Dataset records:
——
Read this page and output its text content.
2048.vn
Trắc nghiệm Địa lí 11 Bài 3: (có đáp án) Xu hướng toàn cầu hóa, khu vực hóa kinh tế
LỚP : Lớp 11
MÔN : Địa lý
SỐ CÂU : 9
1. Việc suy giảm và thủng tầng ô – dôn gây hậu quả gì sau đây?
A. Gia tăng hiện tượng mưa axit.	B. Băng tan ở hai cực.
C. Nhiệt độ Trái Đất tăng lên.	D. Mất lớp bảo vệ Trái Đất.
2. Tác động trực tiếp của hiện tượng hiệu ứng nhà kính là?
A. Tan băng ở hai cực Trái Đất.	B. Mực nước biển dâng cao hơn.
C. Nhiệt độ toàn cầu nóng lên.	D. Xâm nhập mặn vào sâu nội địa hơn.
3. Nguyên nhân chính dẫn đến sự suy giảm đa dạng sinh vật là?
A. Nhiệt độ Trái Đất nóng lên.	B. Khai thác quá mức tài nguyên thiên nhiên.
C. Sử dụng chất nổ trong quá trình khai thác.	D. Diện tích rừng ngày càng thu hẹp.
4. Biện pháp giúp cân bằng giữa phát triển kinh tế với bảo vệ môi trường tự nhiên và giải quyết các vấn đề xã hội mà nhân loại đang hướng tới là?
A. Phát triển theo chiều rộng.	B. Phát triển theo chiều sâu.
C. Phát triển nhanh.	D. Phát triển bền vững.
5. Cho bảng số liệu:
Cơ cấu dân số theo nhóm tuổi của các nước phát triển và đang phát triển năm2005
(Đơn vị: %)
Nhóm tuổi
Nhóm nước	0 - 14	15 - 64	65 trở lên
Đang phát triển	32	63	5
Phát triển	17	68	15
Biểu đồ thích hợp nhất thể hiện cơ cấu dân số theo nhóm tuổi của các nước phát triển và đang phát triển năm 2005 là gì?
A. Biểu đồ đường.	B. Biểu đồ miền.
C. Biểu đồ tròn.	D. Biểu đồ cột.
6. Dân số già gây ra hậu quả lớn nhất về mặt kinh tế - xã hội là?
——
Go through the material above and copy each line that has the word "tuổi".

Cơ cấu dân số theo nhóm tuổi của các nước phát triển và đang phát triển năm2005
Nhóm tuổi
Biểu đồ thích hợp nhất thể hiện cơ cấu dân số theo nhóm tuổi của các nước phát triển và đang phát triển năm 2005 là gì?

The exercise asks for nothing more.